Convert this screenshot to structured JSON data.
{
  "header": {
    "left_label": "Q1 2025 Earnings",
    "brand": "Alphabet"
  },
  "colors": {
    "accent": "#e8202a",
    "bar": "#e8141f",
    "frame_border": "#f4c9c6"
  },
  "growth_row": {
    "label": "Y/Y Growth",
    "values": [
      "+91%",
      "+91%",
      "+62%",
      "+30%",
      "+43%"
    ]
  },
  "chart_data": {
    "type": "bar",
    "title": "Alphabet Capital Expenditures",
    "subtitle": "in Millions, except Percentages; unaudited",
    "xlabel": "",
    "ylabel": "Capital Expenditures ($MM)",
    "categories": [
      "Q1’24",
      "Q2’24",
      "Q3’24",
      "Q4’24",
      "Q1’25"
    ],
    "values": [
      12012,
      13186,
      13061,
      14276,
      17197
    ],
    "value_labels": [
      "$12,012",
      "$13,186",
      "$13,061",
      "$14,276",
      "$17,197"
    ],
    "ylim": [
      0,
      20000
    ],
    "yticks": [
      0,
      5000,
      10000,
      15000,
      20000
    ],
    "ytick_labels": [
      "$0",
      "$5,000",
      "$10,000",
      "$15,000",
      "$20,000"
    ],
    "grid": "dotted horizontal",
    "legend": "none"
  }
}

....

_WHAT IS ASKED_: How many of the lines above include the string "Expenditures"? Answer with the number only.

_RESPONSE_: 2